***** Given information
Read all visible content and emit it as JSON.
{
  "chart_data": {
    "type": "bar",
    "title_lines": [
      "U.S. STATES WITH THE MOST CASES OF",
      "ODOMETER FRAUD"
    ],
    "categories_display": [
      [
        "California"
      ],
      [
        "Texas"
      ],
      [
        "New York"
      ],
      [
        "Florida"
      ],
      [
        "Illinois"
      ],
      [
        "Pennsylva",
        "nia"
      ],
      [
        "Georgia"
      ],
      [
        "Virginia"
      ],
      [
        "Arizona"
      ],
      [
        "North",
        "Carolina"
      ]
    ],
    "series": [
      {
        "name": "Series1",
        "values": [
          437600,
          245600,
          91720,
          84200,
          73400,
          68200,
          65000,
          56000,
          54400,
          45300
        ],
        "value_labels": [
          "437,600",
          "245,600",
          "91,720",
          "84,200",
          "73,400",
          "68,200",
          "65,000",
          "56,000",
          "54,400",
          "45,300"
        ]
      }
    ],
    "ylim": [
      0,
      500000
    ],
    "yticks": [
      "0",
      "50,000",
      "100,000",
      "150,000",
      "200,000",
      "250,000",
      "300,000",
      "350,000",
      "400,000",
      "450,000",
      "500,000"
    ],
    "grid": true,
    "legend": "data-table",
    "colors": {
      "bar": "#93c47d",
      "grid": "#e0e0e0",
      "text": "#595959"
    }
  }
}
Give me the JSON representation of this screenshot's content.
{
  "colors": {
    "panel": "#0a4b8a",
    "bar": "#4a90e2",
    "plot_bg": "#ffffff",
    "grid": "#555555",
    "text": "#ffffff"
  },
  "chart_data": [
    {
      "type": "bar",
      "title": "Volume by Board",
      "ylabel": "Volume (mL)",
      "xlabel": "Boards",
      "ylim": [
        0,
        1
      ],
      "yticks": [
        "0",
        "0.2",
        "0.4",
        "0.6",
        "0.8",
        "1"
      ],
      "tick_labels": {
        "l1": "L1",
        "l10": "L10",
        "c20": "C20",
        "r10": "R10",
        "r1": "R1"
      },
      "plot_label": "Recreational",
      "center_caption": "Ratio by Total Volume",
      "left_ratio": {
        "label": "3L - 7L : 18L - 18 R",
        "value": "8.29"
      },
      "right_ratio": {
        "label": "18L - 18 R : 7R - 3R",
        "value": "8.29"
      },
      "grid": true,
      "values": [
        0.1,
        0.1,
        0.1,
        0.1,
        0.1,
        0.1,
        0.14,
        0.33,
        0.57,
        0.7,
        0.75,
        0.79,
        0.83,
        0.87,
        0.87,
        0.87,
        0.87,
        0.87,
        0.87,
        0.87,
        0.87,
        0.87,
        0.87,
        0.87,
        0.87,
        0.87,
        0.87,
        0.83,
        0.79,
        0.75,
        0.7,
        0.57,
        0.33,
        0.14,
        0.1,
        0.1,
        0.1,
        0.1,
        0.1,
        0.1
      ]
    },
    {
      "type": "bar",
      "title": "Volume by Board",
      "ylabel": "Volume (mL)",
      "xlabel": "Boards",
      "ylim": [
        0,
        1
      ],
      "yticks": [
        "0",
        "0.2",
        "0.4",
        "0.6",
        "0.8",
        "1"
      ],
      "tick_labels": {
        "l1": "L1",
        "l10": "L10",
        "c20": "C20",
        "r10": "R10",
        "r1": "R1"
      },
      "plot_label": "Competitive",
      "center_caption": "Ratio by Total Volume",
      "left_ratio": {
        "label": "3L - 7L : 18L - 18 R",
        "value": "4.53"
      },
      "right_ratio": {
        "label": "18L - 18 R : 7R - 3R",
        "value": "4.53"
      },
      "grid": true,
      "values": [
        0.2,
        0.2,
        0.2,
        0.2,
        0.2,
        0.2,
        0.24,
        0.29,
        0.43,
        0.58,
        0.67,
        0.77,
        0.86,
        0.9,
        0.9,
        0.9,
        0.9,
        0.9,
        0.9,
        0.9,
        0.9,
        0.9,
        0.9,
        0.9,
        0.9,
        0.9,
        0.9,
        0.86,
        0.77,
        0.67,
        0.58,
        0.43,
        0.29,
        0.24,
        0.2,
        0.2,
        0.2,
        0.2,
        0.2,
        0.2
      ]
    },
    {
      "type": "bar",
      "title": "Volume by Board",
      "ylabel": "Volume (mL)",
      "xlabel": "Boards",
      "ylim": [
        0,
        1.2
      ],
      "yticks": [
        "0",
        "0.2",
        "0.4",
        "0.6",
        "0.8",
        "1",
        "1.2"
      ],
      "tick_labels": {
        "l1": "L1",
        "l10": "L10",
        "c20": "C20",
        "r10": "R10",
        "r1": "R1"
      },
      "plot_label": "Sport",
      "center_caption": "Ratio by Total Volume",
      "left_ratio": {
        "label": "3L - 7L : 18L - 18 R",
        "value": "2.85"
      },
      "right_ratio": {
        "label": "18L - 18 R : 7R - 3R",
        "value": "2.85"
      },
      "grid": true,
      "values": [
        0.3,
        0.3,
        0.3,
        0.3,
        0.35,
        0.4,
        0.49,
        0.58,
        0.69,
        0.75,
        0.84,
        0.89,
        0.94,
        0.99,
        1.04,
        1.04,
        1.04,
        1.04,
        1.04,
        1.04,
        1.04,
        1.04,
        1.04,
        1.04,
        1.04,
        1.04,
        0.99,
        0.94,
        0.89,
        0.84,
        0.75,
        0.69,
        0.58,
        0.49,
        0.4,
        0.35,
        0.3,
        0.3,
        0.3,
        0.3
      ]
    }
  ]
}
**********
***** Given information
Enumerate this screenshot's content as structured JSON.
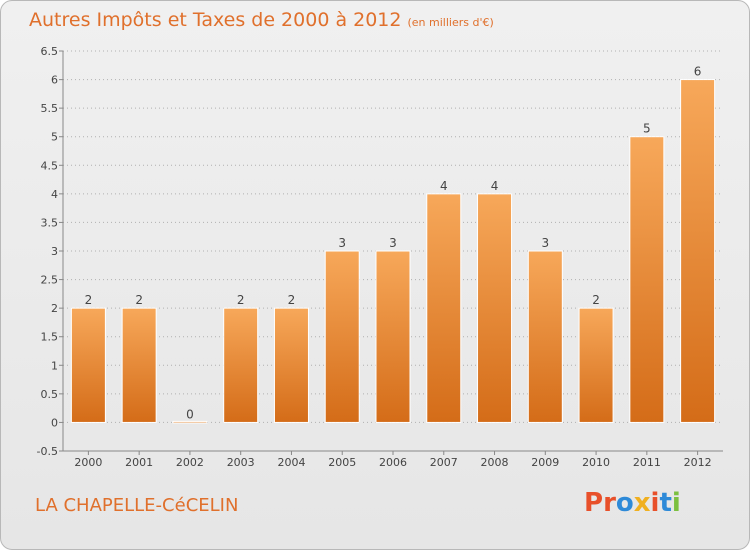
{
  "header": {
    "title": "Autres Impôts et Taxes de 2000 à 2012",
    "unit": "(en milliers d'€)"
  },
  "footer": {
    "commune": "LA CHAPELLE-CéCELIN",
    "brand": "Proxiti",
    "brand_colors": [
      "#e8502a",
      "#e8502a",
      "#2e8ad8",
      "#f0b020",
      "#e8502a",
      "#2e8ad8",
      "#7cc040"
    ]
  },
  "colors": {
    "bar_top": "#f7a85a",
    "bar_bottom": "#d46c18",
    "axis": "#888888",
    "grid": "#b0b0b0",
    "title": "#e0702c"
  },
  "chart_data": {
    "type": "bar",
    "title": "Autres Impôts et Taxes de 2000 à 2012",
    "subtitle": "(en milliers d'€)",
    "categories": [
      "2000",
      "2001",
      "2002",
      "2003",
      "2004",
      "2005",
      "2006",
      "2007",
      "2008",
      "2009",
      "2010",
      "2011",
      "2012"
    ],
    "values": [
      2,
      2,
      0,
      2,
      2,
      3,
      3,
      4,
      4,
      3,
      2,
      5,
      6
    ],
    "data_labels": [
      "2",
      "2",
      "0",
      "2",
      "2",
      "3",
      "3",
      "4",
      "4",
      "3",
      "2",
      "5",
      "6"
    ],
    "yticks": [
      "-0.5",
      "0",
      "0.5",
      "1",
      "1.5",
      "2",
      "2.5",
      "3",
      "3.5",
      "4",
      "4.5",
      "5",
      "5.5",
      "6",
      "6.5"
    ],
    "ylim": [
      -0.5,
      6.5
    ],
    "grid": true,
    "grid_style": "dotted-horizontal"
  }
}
**********
***** Given information
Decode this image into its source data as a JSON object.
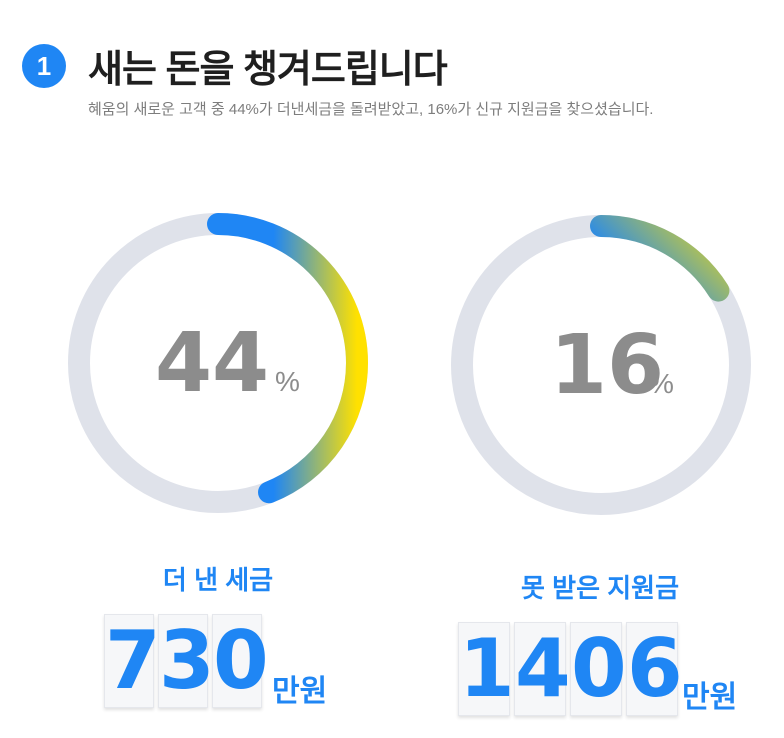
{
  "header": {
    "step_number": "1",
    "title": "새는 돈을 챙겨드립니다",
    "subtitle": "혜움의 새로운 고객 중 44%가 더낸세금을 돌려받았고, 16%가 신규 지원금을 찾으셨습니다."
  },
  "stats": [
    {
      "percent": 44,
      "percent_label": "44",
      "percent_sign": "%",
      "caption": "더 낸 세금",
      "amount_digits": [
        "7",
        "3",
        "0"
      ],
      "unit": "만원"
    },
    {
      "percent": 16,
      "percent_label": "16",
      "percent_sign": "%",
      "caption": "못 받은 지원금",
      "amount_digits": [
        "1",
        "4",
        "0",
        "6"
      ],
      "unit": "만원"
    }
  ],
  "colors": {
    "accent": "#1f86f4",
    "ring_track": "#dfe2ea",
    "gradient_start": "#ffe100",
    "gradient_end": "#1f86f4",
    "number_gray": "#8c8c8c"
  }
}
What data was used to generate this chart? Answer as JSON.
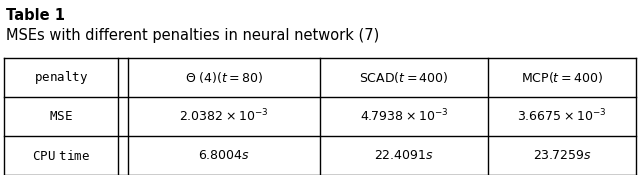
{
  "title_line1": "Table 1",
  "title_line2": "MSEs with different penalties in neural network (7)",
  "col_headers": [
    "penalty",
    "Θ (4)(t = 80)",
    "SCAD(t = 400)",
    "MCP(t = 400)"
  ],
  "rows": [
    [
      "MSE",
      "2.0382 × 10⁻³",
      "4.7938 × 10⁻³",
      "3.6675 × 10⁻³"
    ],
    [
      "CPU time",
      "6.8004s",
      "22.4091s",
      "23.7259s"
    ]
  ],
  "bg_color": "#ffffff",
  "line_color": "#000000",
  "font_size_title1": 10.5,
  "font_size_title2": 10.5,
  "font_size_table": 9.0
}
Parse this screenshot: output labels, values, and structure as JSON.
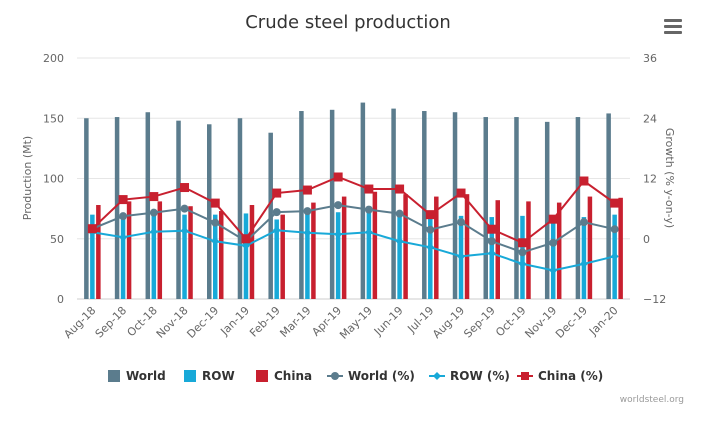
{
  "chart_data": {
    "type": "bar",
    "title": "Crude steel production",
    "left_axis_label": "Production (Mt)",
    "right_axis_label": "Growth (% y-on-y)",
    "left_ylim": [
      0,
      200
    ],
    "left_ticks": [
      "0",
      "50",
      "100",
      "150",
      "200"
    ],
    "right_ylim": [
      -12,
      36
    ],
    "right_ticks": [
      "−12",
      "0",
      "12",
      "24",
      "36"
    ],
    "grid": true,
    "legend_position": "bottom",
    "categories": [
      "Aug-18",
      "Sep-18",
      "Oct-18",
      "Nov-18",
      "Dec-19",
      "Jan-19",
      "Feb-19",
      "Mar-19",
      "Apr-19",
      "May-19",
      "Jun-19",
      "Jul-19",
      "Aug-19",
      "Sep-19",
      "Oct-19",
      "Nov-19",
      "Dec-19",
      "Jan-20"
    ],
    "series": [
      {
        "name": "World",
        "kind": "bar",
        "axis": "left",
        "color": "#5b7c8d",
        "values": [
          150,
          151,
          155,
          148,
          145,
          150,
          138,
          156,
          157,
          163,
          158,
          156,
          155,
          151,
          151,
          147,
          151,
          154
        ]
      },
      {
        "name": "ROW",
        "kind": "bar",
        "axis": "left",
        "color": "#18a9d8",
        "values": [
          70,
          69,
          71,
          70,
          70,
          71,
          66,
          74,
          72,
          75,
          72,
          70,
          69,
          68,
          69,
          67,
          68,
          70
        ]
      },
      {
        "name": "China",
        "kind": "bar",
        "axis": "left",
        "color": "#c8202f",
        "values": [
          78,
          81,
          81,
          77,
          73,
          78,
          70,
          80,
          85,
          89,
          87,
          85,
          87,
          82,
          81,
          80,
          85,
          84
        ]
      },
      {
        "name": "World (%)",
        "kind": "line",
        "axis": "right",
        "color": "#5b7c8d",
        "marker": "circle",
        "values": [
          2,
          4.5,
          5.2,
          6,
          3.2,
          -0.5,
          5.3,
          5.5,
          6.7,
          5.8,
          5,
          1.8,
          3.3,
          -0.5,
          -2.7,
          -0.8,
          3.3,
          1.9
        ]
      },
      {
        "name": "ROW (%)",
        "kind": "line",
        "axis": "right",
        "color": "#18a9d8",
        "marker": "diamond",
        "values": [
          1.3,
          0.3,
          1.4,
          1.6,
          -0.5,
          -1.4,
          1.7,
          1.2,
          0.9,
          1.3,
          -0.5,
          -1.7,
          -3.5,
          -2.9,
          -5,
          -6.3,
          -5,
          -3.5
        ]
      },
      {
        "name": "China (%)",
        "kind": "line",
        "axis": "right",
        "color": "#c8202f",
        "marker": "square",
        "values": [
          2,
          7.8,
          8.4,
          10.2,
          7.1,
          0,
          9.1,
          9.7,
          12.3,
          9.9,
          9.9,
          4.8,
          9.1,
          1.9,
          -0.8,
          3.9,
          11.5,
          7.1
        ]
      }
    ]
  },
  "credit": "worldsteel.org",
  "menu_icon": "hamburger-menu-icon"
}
**********
Task brief -> Search the lines for the string "marker" and copy every line that has it.

Answer to this task ->
        "marker": "circle",
        "marker": "diamond",
        "marker": "square",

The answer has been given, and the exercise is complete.